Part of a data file
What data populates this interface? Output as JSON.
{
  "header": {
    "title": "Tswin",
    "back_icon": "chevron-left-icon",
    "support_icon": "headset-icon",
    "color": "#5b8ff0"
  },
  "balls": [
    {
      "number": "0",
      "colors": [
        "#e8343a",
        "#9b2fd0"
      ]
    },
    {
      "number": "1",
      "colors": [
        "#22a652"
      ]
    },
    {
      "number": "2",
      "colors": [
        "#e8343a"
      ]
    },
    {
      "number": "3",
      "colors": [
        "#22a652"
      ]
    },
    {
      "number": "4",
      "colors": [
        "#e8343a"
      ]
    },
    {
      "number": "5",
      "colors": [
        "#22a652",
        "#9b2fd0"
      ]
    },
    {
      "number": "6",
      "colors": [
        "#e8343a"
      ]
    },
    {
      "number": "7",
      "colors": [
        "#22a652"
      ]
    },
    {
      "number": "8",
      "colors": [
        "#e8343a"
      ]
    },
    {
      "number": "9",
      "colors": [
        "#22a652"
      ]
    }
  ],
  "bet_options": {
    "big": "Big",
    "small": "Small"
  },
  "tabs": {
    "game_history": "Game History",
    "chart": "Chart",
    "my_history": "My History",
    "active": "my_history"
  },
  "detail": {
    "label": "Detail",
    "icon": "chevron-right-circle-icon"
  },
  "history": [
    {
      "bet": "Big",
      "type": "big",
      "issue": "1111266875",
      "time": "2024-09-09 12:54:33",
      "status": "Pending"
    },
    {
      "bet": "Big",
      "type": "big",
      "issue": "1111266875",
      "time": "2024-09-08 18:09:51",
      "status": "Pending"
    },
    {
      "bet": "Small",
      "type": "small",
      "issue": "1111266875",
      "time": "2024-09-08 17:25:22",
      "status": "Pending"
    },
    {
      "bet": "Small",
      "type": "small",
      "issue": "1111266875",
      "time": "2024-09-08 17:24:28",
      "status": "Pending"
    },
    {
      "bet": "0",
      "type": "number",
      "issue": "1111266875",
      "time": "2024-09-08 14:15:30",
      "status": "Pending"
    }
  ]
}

* Job *
Restate the whole of the material exactly.

* Result of this exercise *
What data populates this interface? Output as JSON.
{
  "header": {
    "title": "Tswin",
    "back_icon": "chevron-left-icon",
    "support_icon": "headset-icon",
    "color": "#5b8ff0"
  },
  "balls": [
    {
      "number": "0",
      "colors": [
        "#e8343a",
        "#9b2fd0"
      ]
    },
    {
      "number": "1",
      "colors": [
        "#22a652"
      ]
    },
    {
      "number": "2",
      "colors": [
        "#e8343a"
      ]
    },
    {
      "number": "3",
      "colors": [
        "#22a652"
      ]
    },
    {
      "number": "4",
      "colors": [
        "#e8343a"
      ]
    },
    {
      "number": "5",
      "colors": [
        "#22a652",
        "#9b2fd0"
      ]
    },
    {
      "number": "6",
      "colors": [
        "#e8343a"
      ]
    },
    {
      "number": "7",
      "colors": [
        "#22a652"
      ]
    },
    {
      "number": "8",
      "colors": [
        "#e8343a"
      ]
    },
    {
      "number": "9",
      "colors": [
        "#22a652"
      ]
    }
  ],
  "bet_options": {
    "big": "Big",
    "small": "Small"
  },
  "tabs": {
    "game_history": "Game History",
    "chart": "Chart",
    "my_history": "My History",
    "active": "my_history"
  },
  "detail": {
    "label": "Detail",
    "icon": "chevron-right-circle-icon"
  },
  "history": [
    {
      "bet": "Big",
      "type": "big",
      "issue": "1111266875",
      "time": "2024-09-09 12:54:33",
      "status": "Pending"
    },
    {
      "bet": "Big",
      "type": "big",
      "issue": "1111266875",
      "time": "2024-09-08 18:09:51",
      "status": "Pending"
    },
    {
      "bet": "Small",
      "type": "small",
      "issue": "1111266875",
      "time": "2024-09-08 17:25:22",
      "status": "Pending"
    },
    {
      "bet": "Small",
      "type": "small",
      "issue": "1111266875",
      "time": "2024-09-08 17:24:28",
      "status": "Pending"
    },
    {
      "bet": "0",
      "type": "number",
      "issue": "1111266875",
      "time": "2024-09-08 14:15:30",
      "status": "Pending"
    }
  ]
}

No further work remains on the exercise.